- Written request -
Arrange the records from their start through the line containing "UI element localization: list" as a JSON list of strings, one string per line, with blank lines and pictures left out.

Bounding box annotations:
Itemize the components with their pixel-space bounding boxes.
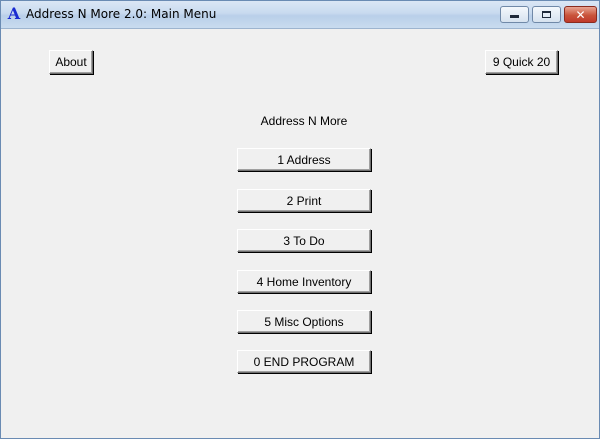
misc-options-button[interactable]: 5 Misc Options	[237, 310, 371, 333]
minimize-icon	[510, 15, 519, 18]
quick-20-button[interactable]: 9 Quick 20	[485, 50, 558, 74]
close-icon: ✕	[575, 7, 586, 22]
end-program-button[interactable]: 0 END PROGRAM	[237, 350, 371, 373]
print-button[interactable]: 2 Print	[237, 189, 371, 212]
window-title: Address N More 2.0: Main Menu	[26, 7, 217, 21]
minimize-button[interactable]	[500, 6, 529, 23]
app-icon: A	[7, 4, 21, 23]
main-window: A Address N More 2.0: Main Menu ✕ About …	[0, 0, 600, 439]
maximize-button[interactable]	[532, 6, 561, 23]
home-inventory-button[interactable]: 4 Home Inventory	[237, 270, 371, 293]
maximize-icon	[542, 11, 551, 18]
close-button[interactable]: ✕	[564, 6, 597, 23]
address-button[interactable]: 1 Address	[237, 148, 371, 171]
about-button[interactable]: About	[49, 50, 93, 74]
menu-heading: Address N More	[260, 114, 348, 128]
to-do-button[interactable]: 3 To Do	[237, 229, 371, 252]
title-bar[interactable]: A Address N More 2.0: Main Menu ✕	[1, 1, 599, 29]
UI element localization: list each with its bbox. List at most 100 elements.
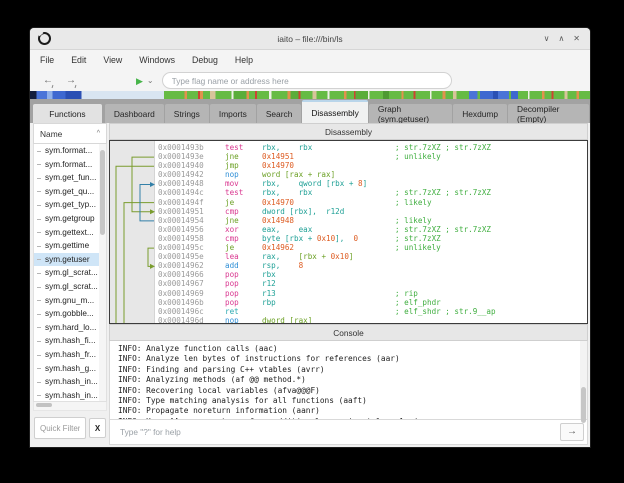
- comment: ; elf_phdr: [395, 298, 441, 307]
- console-line: INFO: Recovering local variables (afva@@…: [118, 386, 580, 396]
- operands: rbx: [262, 270, 276, 279]
- function-item-sym-get-typ[interactable]: sym.get_typ...: [34, 198, 99, 212]
- disasm-line-0x00014951[interactable]: 0x00014951cmpdword [rbx], r12d: [110, 207, 587, 216]
- function-item-sym-gnu-m[interactable]: sym.gnu_m...: [34, 294, 99, 308]
- tab-functions[interactable]: Functions: [33, 104, 102, 123]
- scrollbar-thumb[interactable]: [100, 150, 105, 235]
- disassembly-lines: 0x0001493btestrbx, rbx; str.7zXZ ; str.7…: [110, 143, 587, 324]
- flag-search-input[interactable]: [162, 72, 452, 89]
- tab-imports[interactable]: Imports: [210, 104, 256, 123]
- console-line: INFO: Analyze len bytes of instructions …: [118, 354, 580, 364]
- mnemonic: mov: [225, 179, 239, 188]
- main-panel: Disassembly 0x0001493btestrbx, rbx; str.…: [109, 123, 588, 445]
- function-item-sym-format[interactable]: sym.format...: [34, 158, 99, 172]
- clear-filter-button[interactable]: X: [89, 418, 106, 438]
- tab-hexdump[interactable]: Hexdump: [453, 104, 507, 123]
- disasm-line-0x0001496c[interactable]: 0x0001496cret; elf_shdr ; str.9__ap: [110, 307, 587, 316]
- memory-map-bar[interactable]: [30, 91, 590, 99]
- address: 0x0001494f: [158, 198, 204, 207]
- address: 0x0001493b: [158, 143, 204, 152]
- tab-dashboard[interactable]: Dashboard: [105, 104, 164, 123]
- disasm-line-0x00014948[interactable]: 0x00014948movrbx, qword [rbx + 8]: [110, 179, 587, 188]
- disasm-line-0x0001496d[interactable]: 0x0001496dnopdword [rax]: [110, 316, 587, 324]
- functions-scrollbar[interactable]: [99, 144, 106, 401]
- disasm-line-0x0001494f[interactable]: 0x0001494fje0x14970; likely: [110, 198, 587, 207]
- function-item-sym-gettext[interactable]: sym.gettext...: [34, 226, 99, 240]
- chevron-down-icon[interactable]: ⌄: [147, 76, 154, 85]
- menu-help[interactable]: Help: [235, 55, 253, 65]
- function-item-sym-gl-scrat[interactable]: sym.gl_scrat...: [34, 266, 99, 280]
- function-item-sym-get-qu[interactable]: sym.get_qu...: [34, 185, 99, 199]
- disasm-line-0x00014942[interactable]: 0x00014942nopword [rax + rax]: [110, 170, 587, 179]
- functions-panel: Name ^ sym.format...sym.format...sym.get…: [33, 123, 107, 445]
- function-item-sym-gl-scrat[interactable]: sym.gl_scrat...: [34, 280, 99, 294]
- function-item-sym-hash-fr[interactable]: sym.hash_fr...: [34, 348, 99, 362]
- tab-graph-sym-getuser[interactable]: Graph (sym.getuser): [369, 104, 452, 123]
- disasm-line-0x00014940[interactable]: 0x00014940jmp0x14970: [110, 161, 587, 170]
- menu-view[interactable]: View: [103, 55, 122, 65]
- function-item-sym-hash-in[interactable]: sym.hash_in...: [34, 389, 99, 401]
- execute-command-button[interactable]: →: [560, 423, 584, 441]
- disasm-line-0x00014958[interactable]: 0x00014958cmpbyte [rbx + 0x10], 0; str.7…: [110, 234, 587, 243]
- function-item-sym-hash-fi[interactable]: sym.hash_fi...: [34, 334, 99, 348]
- titlebar[interactable]: iaito – file:///bin/ls ∨ ∧ ✕: [30, 28, 590, 50]
- tab-disassembly[interactable]: Disassembly: [302, 100, 367, 123]
- disasm-line-0x0001496b[interactable]: 0x0001496bpoprbp; elf_phdr: [110, 298, 587, 307]
- scrollbar-thumb[interactable]: [581, 387, 586, 423]
- disasm-line-0x00014966[interactable]: 0x00014966poprbx: [110, 270, 587, 279]
- disasm-line-0x0001494c[interactable]: 0x0001494ctestrbx, rbx; str.7zXZ ; str.7…: [110, 188, 587, 197]
- disasm-line-0x00014967[interactable]: 0x00014967popr12: [110, 279, 587, 288]
- functions-name-column-header[interactable]: Name ^: [33, 123, 107, 144]
- close-icon[interactable]: ✕: [573, 34, 580, 44]
- disasm-line-0x00014969[interactable]: 0x00014969popr13; rip: [110, 289, 587, 298]
- disasm-line-0x00014956[interactable]: 0x00014956xoreax, eax; str.7zXZ ; str.7z…: [110, 225, 587, 234]
- disasm-line-0x0001493b[interactable]: 0x0001493btestrbx, rbx; str.7zXZ ; str.7…: [110, 143, 587, 152]
- function-item-sym-hard-lo[interactable]: sym.hard_lo...: [34, 321, 99, 335]
- comment: ; str.7zXZ ; str.7zXZ: [395, 143, 491, 152]
- disasm-line-0x0001493e[interactable]: 0x0001493ejne0x14951; unlikely: [110, 152, 587, 161]
- disasm-line-0x0001495e[interactable]: 0x0001495elearax, [rbx + 0x10]: [110, 252, 587, 261]
- maximize-icon[interactable]: ∧: [558, 34, 564, 44]
- console-scrollbar[interactable]: [580, 341, 587, 419]
- address: 0x00014958: [158, 234, 204, 243]
- address: 0x00014940: [158, 161, 204, 170]
- disasm-line-0x0001495c[interactable]: 0x0001495cje0x14962; unlikely: [110, 243, 587, 252]
- menu-file[interactable]: File: [40, 55, 54, 65]
- forward-button[interactable]: →: [66, 75, 76, 86]
- column-header-label: Name: [40, 129, 62, 139]
- scrollbar-thumb[interactable]: [36, 403, 52, 407]
- disasm-line-0x00014954[interactable]: 0x00014954jne0x14948; likely: [110, 216, 587, 225]
- console-input[interactable]: [112, 426, 557, 438]
- function-item-sym-hash-g[interactable]: sym.hash_g...: [34, 362, 99, 376]
- console-output[interactable]: INFO: Analyze function calls (aac)INFO: …: [110, 341, 580, 419]
- function-item-sym-getuser[interactable]: sym.getuser: [34, 253, 99, 267]
- console-panel-title[interactable]: Console: [109, 324, 588, 341]
- disassembly-view[interactable]: 0x0001493btestrbx, rbx; str.7zXZ ; str.7…: [109, 140, 588, 324]
- function-item-sym-getgroup[interactable]: sym.getgroup: [34, 212, 99, 226]
- function-item-sym-gobble[interactable]: sym.gobble...: [34, 307, 99, 321]
- minimize-icon[interactable]: ∨: [544, 34, 550, 44]
- tab-search[interactable]: Search: [257, 104, 302, 123]
- mnemonic: test: [225, 143, 243, 152]
- operands: rsp, 8: [262, 261, 303, 270]
- disasm-line-0x00014962[interactable]: 0x00014962addrsp, 8: [110, 261, 587, 270]
- tab-strings[interactable]: Strings: [165, 104, 209, 123]
- tab-decompiler-empty[interactable]: Decompiler (Empty): [508, 104, 589, 123]
- back-button[interactable]: ←: [43, 75, 53, 86]
- functions-hscrollbar[interactable]: [33, 402, 107, 411]
- tab-bar: Functions DashboardStringsImportsSearchD…: [30, 99, 590, 123]
- address: 0x00014962: [158, 261, 204, 270]
- operands: word [rax + rax]: [262, 170, 335, 179]
- menu-debug[interactable]: Debug: [192, 55, 218, 65]
- mnemonic: ret: [225, 307, 239, 316]
- console-line: INFO: Type matching analysis for all fun…: [118, 396, 580, 406]
- disassembly-panel-title[interactable]: Disassembly: [109, 123, 588, 140]
- quick-filter-input[interactable]: [34, 417, 86, 439]
- menu-edit[interactable]: Edit: [71, 55, 86, 65]
- function-item-sym-get-fun[interactable]: sym.get_fun...: [34, 171, 99, 185]
- continue-play-button[interactable]: ▶: [136, 76, 143, 86]
- function-item-sym-gettime[interactable]: sym.gettime: [34, 239, 99, 253]
- function-item-sym-format[interactable]: sym.format...: [34, 144, 99, 158]
- menu-windows[interactable]: Windows: [139, 55, 175, 65]
- function-item-sym-hash-in[interactable]: sym.hash_in...: [34, 375, 99, 389]
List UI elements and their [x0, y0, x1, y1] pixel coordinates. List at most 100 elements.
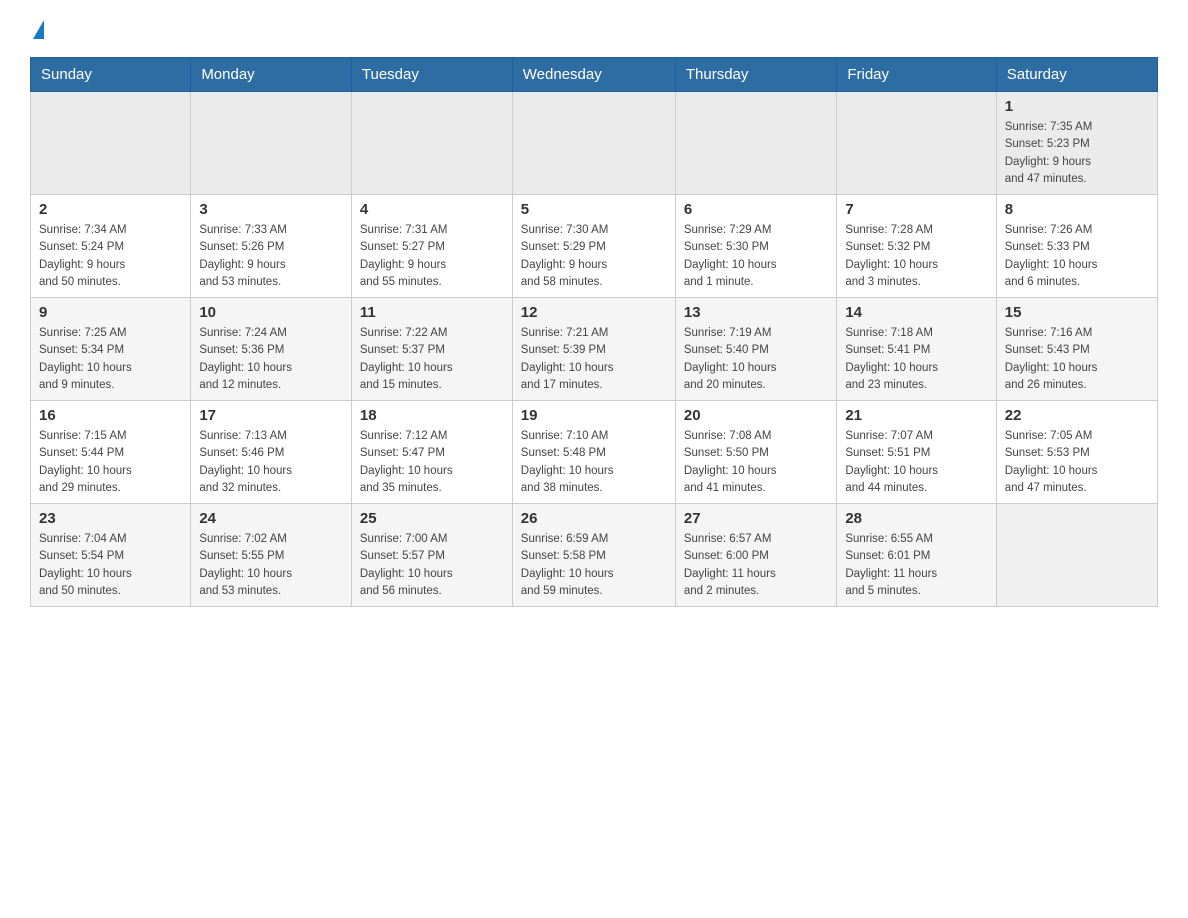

- Exercise solution -
[
  "Itemize the components with their pixel-space bounding boxes.",
  "misc-options-button[interactable]: 5 Misc Options\t[237, 310, 371, 333]",
  "minimize-icon\t[510, 15, 519, 18]",
  "quick-20-button[interactable]: 9 Quick 20\t[485, 50, 558, 74]",
  "close-icon: ✕\t[575, 7, 586, 22]",
  "end-program-button[interactable]: 0 END PROGRAM\t[237, 350, 371, 373]",
  "print-button[interactable]: 2 Print\t[237, 189, 371, 212]",
  "window-title: Address N More 2.0: Main Menu\t[26, 7, 217, 21]",
  "minimize-button[interactable]\t[500, 6, 529, 23]",
  "app-icon: A\t[7, 4, 21, 23]",
  "main-window: A Address N More 2.0: Main Menu ✕ About …\t[0, 0, 600, 439]",
  "maximize-button[interactable]\t[532, 6, 561, 23]",
  "home-inventory-button[interactable]: 4 Home Inventory\t[237, 270, 371, 293]",
  "maximize-icon\t[542, 11, 551, 18]",
  "close-button[interactable]: ✕\t[564, 6, 597, 23]",
  "address-button[interactable]: 1 Address\t[237, 148, 371, 171]",
  "about-button[interactable]: About\t[49, 50, 93, 74]",
  "menu-heading: Address N More\t[260, 114, 348, 128]",
  "to-do-button[interactable]: 3 To Do\t[237, 229, 371, 252]",
  "title-bar[interactable]: A Address N More 2.0: Main Menu ✕\t[1, 1, 599, 29]",
  "UI element localization: list each with its bbox. List at most 100 elements."
]